» **INFORMATION SUPPLIED**
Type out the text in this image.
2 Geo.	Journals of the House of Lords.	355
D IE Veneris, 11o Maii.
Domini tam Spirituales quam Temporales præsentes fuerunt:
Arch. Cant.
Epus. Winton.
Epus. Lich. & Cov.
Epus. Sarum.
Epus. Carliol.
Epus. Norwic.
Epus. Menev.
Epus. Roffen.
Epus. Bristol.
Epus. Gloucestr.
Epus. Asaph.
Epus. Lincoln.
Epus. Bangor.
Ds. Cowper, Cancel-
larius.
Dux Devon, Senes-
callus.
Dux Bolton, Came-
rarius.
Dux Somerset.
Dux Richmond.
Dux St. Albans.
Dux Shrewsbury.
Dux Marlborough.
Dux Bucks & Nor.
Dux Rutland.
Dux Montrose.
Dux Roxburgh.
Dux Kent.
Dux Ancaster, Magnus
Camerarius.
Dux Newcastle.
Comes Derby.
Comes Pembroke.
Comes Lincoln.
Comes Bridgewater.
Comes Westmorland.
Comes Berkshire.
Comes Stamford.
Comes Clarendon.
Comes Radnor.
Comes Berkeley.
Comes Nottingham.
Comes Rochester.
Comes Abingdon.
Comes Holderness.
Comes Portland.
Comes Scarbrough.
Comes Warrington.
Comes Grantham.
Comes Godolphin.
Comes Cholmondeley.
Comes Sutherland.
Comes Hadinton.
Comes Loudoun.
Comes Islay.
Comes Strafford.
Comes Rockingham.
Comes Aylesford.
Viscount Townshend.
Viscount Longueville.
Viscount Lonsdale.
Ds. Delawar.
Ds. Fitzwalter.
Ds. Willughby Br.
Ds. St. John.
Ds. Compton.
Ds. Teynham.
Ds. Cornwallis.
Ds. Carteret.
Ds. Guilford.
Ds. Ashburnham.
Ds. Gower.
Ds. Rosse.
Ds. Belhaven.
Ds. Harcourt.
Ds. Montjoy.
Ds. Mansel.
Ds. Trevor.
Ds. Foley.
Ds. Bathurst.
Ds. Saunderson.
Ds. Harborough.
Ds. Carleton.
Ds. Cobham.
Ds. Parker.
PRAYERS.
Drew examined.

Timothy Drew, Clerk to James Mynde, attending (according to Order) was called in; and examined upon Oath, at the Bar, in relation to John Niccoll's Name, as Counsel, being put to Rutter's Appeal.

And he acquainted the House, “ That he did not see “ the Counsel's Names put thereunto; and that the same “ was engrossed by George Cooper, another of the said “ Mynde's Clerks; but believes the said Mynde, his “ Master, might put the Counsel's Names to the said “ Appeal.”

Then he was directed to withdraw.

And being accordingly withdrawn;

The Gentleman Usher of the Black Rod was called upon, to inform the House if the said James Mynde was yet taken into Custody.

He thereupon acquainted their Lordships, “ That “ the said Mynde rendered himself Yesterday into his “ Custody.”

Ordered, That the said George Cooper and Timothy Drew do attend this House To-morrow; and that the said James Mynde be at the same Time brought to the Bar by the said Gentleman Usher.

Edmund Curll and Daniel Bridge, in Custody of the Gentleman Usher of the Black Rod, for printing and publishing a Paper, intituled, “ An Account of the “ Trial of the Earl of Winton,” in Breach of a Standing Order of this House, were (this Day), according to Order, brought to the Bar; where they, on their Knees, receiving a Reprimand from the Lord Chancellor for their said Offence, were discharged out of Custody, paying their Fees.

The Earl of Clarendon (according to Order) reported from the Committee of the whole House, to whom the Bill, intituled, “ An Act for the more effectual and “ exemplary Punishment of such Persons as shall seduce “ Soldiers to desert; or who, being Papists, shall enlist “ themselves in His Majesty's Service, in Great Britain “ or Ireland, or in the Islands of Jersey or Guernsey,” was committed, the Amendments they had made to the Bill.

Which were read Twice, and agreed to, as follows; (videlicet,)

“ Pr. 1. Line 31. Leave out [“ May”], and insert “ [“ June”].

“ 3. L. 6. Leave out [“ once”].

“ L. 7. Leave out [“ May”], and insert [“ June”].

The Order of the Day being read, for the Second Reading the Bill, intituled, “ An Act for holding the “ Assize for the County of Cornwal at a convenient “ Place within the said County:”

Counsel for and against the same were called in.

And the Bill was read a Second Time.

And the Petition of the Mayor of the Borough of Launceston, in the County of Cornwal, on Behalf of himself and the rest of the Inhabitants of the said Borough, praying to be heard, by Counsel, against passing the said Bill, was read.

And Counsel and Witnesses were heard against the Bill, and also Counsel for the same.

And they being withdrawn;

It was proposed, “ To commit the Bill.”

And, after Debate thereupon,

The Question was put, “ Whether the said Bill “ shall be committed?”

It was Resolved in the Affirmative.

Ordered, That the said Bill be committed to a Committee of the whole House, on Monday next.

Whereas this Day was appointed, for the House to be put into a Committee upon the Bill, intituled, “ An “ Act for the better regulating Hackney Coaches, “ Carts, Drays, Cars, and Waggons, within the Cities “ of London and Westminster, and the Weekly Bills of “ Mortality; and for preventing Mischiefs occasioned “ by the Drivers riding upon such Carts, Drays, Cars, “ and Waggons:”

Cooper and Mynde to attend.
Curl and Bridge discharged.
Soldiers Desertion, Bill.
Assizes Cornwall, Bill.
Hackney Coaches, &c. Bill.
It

» **TASK TO COMPLETE**
Only lines with the word "Second" are wanted, so copy each one from the records.

» **COMPLETED EXERCISE**
The Order of the Day being read, for the Second Reading the Bill, intituled, “ An Act for holding the “ Assize for the County of Cornwal at a convenient “ Place within the said County:”
And the Bill was read a Second Time.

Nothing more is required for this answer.